● **INPUT ROWS**
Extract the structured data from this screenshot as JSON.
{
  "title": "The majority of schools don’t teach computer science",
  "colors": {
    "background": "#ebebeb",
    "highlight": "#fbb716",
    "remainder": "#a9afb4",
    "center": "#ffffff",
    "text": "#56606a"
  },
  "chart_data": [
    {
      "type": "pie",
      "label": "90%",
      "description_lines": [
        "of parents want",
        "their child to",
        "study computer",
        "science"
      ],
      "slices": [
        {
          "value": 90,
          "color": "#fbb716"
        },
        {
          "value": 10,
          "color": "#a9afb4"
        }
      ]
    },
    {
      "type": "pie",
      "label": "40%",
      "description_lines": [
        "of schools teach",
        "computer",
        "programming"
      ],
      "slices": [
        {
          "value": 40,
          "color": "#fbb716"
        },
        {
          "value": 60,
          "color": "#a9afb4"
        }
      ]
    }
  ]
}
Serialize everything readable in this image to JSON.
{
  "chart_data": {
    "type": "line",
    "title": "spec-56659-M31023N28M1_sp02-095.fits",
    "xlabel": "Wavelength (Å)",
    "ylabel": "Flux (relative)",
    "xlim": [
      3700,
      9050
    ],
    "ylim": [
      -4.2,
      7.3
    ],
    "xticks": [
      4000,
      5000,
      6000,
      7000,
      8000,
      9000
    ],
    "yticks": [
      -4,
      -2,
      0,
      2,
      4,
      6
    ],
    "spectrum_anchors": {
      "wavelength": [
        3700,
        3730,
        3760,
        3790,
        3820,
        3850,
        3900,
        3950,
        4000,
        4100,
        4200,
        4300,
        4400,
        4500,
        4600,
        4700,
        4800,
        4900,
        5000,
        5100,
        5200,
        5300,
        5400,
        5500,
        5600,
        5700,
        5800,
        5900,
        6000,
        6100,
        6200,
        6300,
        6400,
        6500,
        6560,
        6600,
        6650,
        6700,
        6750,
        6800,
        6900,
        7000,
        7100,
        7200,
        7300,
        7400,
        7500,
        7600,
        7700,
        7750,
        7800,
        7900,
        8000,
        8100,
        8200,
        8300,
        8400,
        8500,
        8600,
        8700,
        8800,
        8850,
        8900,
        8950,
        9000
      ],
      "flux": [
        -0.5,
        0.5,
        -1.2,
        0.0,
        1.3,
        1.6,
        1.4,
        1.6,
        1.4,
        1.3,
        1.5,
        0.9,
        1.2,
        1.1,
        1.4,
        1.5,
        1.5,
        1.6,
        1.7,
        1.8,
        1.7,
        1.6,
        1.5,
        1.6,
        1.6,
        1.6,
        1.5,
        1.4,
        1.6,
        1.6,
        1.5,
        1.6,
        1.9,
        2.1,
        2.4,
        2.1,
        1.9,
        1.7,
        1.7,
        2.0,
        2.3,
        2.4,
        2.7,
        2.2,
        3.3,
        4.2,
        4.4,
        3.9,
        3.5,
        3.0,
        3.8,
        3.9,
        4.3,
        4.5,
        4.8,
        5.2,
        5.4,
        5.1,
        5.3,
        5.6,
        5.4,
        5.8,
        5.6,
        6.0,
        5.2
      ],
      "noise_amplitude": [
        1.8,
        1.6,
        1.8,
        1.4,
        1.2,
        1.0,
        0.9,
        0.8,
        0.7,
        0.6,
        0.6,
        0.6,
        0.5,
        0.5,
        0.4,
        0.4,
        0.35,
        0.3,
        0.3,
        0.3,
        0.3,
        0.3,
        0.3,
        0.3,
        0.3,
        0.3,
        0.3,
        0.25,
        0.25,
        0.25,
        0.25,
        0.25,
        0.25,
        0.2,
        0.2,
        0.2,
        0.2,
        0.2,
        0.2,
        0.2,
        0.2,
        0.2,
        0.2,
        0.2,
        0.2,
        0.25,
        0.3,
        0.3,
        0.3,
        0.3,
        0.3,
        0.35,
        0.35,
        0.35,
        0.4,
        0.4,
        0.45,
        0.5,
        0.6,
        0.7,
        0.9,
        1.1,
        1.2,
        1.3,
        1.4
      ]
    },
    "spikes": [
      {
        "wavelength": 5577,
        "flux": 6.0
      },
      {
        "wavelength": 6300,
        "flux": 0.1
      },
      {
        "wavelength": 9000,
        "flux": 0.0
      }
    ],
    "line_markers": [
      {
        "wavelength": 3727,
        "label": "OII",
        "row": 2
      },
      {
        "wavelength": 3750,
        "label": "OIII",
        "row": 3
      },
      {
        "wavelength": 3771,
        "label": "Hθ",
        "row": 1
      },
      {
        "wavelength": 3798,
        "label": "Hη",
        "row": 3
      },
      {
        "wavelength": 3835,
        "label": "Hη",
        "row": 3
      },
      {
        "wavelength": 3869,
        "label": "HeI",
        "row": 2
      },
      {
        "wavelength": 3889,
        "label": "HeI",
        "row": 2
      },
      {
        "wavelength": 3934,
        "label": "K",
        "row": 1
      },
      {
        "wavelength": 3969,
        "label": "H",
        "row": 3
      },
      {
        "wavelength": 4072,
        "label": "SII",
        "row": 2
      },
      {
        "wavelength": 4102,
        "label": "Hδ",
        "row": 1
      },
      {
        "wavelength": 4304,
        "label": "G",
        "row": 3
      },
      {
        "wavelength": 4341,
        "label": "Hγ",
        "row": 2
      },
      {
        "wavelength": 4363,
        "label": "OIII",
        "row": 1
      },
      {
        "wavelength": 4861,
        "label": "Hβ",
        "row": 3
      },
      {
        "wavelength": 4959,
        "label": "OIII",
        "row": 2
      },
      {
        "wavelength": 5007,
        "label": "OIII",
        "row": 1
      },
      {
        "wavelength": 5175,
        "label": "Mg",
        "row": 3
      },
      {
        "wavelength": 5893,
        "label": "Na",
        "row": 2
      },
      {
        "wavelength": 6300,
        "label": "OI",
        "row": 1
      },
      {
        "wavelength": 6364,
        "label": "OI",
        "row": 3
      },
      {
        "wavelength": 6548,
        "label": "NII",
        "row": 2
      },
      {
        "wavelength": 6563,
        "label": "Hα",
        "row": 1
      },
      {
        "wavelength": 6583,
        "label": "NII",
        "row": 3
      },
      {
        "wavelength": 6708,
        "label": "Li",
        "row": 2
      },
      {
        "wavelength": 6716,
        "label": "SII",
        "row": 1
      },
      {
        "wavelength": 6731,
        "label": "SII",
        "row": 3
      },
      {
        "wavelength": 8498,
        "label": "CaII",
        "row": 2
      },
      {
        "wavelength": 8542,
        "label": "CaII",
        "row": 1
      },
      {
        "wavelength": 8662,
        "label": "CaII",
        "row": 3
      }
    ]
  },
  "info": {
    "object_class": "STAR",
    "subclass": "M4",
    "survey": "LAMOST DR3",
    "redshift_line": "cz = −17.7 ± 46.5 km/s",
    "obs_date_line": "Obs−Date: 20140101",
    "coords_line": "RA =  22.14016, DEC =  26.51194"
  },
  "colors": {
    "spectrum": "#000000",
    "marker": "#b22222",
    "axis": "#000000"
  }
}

● **THE REQUEST**
Using the entries above, return each line in which the word "teach" occurs.

● **RESULT BELOW**
  "title": "The majority of schools don’t teach computer science",
        "of schools teach",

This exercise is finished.